Cooling stroke victims brains could save as many lives as drugs

Cooling the brains of people who have just had a stroke could have as dramatic effect on reducing deaths and long term disability as ‘clot-busting’ drugs new reserach has found.Cooling stroke victims brains could save as many lives as drugsReducing a patient’s body temperature to 35C induces a kind of hibernation in the brain that helps protect it from damage, pilot studies indicate.

The technique – which can involve introducing cold saline solution into the veins, and putting ice-packs on the body – is already used for patients with traumatic head injuries and for some babies hurt during birth.

Now academics across Europe are setting up a £9 million study, funded largely by the EU, to test the theory in 1,500 volunteers.

Dr Malcolm Macleod, head of experimental neuroscience at the Centre for Clinical Brain Sciences at Edinburgh University, said: “Our estimates are that hypothermia might improve the outcome for more than 40,000 Europeans every year.”

Pilot studies indicate at least seven or eight per cent of stroke patients will benefit from the cooling therapy, he said- similar to the proportion helped by thrombolysis.

________

**COMPLETE THE FOLLOWING:**
(1) Decide whether each statement agrees with the article above on cooling stroke patients' brains. Answer yes or no for each, and quote the deciding words from the article.
(a) The cooling technique is already used for patients with traumatic head injuries.
(b) The planned European study will test the theory in 15,000 volunteers.
(c) Most of the study's funding comes from the EU.
(2) Write the next part of the article on cooling stroke patients' brains, picking up after its final sentence.

**DATASET EXTRACT:**

________

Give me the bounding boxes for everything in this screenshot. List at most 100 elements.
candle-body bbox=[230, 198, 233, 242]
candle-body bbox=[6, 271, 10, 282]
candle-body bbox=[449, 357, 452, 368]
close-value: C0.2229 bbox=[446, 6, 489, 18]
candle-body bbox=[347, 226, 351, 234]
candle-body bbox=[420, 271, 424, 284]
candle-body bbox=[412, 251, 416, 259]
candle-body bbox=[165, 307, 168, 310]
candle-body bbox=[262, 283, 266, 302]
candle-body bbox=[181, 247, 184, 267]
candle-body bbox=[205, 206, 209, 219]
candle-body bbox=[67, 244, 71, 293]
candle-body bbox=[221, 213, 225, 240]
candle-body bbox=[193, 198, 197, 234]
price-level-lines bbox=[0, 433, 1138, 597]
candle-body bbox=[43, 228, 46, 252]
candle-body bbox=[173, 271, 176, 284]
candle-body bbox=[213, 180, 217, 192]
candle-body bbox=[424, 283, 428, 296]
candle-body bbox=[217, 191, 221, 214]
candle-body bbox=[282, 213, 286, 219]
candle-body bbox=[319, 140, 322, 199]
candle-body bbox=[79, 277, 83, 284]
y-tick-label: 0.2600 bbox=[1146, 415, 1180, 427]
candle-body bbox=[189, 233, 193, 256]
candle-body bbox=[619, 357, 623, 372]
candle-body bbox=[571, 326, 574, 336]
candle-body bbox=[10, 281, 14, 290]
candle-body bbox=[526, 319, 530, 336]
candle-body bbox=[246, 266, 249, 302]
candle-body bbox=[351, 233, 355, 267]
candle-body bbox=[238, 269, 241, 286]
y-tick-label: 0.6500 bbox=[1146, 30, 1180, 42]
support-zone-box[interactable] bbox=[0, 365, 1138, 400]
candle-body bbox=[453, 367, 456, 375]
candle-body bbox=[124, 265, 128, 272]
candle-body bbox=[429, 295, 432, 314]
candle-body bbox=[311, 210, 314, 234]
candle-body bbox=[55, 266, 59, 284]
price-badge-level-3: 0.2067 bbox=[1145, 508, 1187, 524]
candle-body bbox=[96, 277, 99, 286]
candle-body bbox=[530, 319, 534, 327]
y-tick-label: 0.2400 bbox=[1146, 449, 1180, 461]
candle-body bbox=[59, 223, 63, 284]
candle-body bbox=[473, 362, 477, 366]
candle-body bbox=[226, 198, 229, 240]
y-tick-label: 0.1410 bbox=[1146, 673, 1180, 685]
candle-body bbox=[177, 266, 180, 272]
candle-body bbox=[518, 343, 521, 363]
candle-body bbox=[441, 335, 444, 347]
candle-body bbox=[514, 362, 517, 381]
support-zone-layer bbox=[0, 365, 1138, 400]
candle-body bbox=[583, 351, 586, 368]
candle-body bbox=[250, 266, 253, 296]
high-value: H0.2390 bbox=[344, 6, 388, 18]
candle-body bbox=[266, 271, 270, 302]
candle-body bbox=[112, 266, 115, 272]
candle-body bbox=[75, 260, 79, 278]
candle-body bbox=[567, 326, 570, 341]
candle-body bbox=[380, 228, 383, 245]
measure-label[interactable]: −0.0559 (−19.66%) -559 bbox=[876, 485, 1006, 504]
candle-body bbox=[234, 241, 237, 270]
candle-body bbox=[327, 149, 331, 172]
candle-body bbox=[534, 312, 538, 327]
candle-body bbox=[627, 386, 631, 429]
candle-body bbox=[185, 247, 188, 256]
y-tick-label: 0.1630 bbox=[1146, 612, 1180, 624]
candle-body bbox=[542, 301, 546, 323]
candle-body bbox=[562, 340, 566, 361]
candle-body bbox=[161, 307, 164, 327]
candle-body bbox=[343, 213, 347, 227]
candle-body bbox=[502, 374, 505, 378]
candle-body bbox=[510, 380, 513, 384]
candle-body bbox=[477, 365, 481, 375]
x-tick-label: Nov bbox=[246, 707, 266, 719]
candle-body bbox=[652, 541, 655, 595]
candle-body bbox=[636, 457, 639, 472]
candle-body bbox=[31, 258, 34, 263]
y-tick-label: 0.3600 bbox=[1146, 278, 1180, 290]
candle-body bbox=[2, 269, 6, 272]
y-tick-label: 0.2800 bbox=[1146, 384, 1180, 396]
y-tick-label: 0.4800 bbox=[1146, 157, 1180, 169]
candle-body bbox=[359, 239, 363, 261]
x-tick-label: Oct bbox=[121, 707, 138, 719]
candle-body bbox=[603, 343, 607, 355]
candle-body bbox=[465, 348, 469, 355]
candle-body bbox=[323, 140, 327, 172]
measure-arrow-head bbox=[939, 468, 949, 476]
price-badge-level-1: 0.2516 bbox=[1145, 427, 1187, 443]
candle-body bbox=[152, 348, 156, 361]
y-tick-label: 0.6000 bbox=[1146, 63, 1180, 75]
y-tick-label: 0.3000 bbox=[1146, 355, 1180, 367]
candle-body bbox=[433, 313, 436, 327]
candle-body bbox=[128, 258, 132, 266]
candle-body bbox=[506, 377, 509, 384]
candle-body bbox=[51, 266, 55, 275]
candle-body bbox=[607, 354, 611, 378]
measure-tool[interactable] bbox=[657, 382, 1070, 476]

________

**ANSWERS PROVIDED:**
(1)
(a) Yes: "is already used for patients with traumatic head injuries"
(b) No: "to test the theory in 1,500 volunteers"
(c) Yes: "funded largely by the EU"

(2)
Dr Macleod noted cooling appeared to work for up to six hours after the stroke, compared to about 4.5 hours for thrombolysism. He also said it could also be used in the vast majority of stroke patients, which is not the case for clot-busting drugs, which can only be used for about one in five.

He continued: “It’s a treatment that might in time be available to give in the back of ambulances.”

The larger study is needed to verify the pilot study results, he said.

Dr Clare Walton from The Stroke Association said: “Cooling is a particularly promising area of stroke research because we know body temperature often increases following a stroke and patients with very high temperatures tend to make poorer recoveries.

“We already know that cooling is effective in reducing the amount of brain damage in patients who have acquired brain injuries from accidents. We look forward to finding out whether it has the same positive effect in stroke patients.”